Your task:
In how many lines of the data does the word "this" appear? Give the number by itself.

Dataset excerpts:
────────────────────

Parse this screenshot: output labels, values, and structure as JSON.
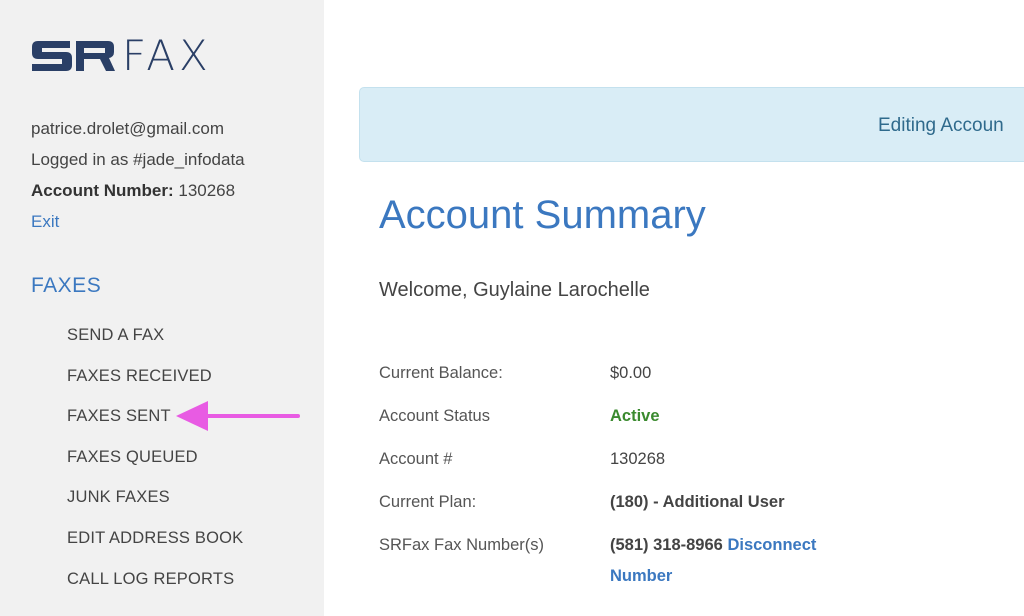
{
  "brand": {
    "logo_text": "FAX",
    "logo_color": "#2a3f66"
  },
  "account_info": {
    "email": "patrice.drolet@gmail.com",
    "logged_in_as": "Logged in as #jade_infodata",
    "account_number_label": "Account Number:",
    "account_number_value": "130268",
    "exit_label": "Exit"
  },
  "sidebar": {
    "section_title": "FAXES",
    "items": [
      {
        "label": "SEND A FAX"
      },
      {
        "label": "FAXES RECEIVED"
      },
      {
        "label": "FAXES SENT"
      },
      {
        "label": "FAXES QUEUED"
      },
      {
        "label": "JUNK FAXES"
      },
      {
        "label": "EDIT ADDRESS BOOK"
      },
      {
        "label": "CALL LOG REPORTS"
      }
    ],
    "annotation_arrow_color": "#e85be3"
  },
  "banner": {
    "text": "Editing Accoun"
  },
  "main": {
    "title": "Account Summary",
    "welcome": "Welcome, Guylaine Larochelle",
    "summary": {
      "balance_label": "Current Balance:",
      "balance_value": "$0.00",
      "status_label": "Account Status",
      "status_value": "Active",
      "account_label": "Account #",
      "account_value": "130268",
      "plan_label": "Current Plan:",
      "plan_value": "(180) - Additional User",
      "fax_numbers_label": "SRFax Fax Number(s)",
      "fax_number_value": "(581) 318-8966",
      "disconnect_word1": "Disconnect",
      "disconnect_word2": "Number"
    }
  },
  "colors": {
    "sidebar_bg": "#f1f1f1",
    "link_blue": "#3b78c0",
    "banner_bg": "#d9edf6",
    "active_green": "#3a8a2e"
  }
}
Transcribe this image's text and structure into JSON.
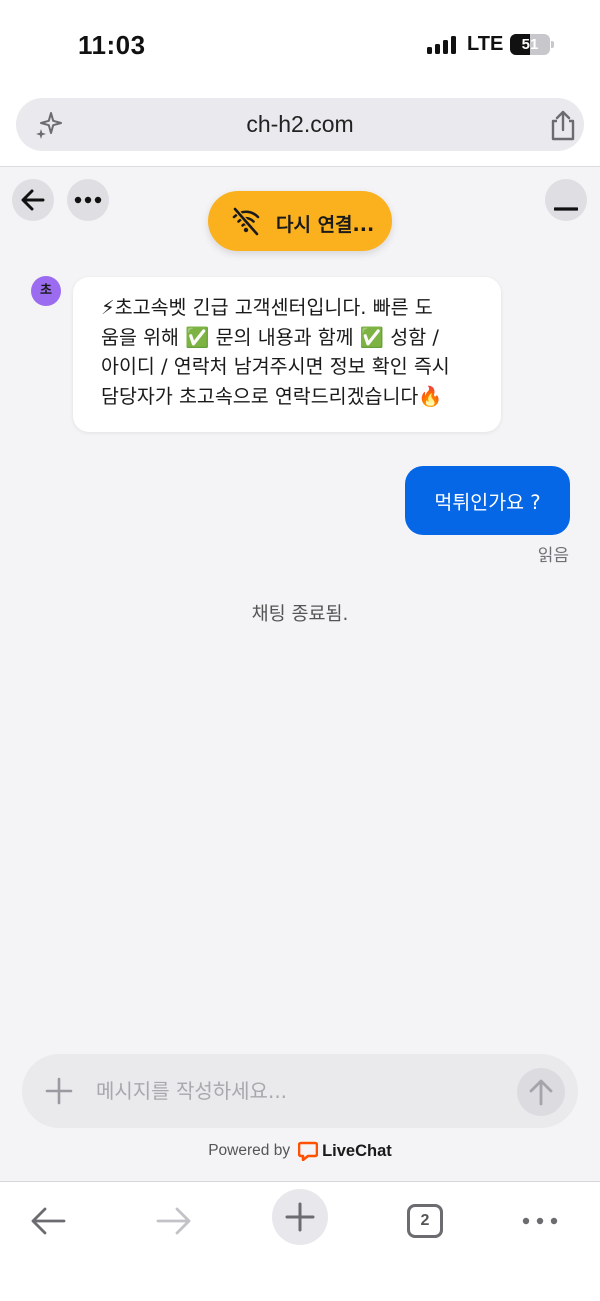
{
  "status_bar": {
    "time": "11:03",
    "network": "LTE",
    "battery": "51",
    "battery_level": 0.51
  },
  "browser": {
    "url": "ch-h2.com",
    "icons": [
      "sparkle-icon",
      "share-icon"
    ]
  },
  "chat_header": {
    "back_icon": "arrow-left-icon",
    "more_icon": "ellipsis-icon",
    "minimize_icon": "minus-icon",
    "reconnect_label": "다시 연결...",
    "reconnect_icon": "wifi-off-icon",
    "reconnect_color": "#fbb11e"
  },
  "messages": {
    "agent_avatar": "초",
    "agent_avatar_color": "#9b6cf0",
    "agent_line1": "⚡초고속벳 긴급 고객센터입니다. 빠른 도",
    "agent_line2": "움을 위해 ✅ 문의 내용과 함께 ✅ 성함 /",
    "agent_line3": "아이디 / 연락처 남겨주시면 정보 확인 즉시",
    "agent_line4": "담당자가 초고속으로 연락드리겠습니다🔥",
    "user_text": "먹튀인가요 ?",
    "user_bubble_color": "#0566e6",
    "read_receipt": "읽음",
    "chat_ended": "채팅 종료됨."
  },
  "composer": {
    "placeholder": "메시지를 작성하세요...",
    "plus_icon": "plus-icon",
    "send_icon": "arrow-up-icon"
  },
  "footer": {
    "powered_by": "Powered by",
    "brand": "LiveChat",
    "brand_color": "#ff5100"
  },
  "toolbar": {
    "tabs_count": "2",
    "icons": [
      "back-arrow-icon",
      "forward-arrow-icon",
      "new-tab-icon",
      "tabs-icon",
      "more-icon"
    ]
  }
}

────────────────────

Written reply:
2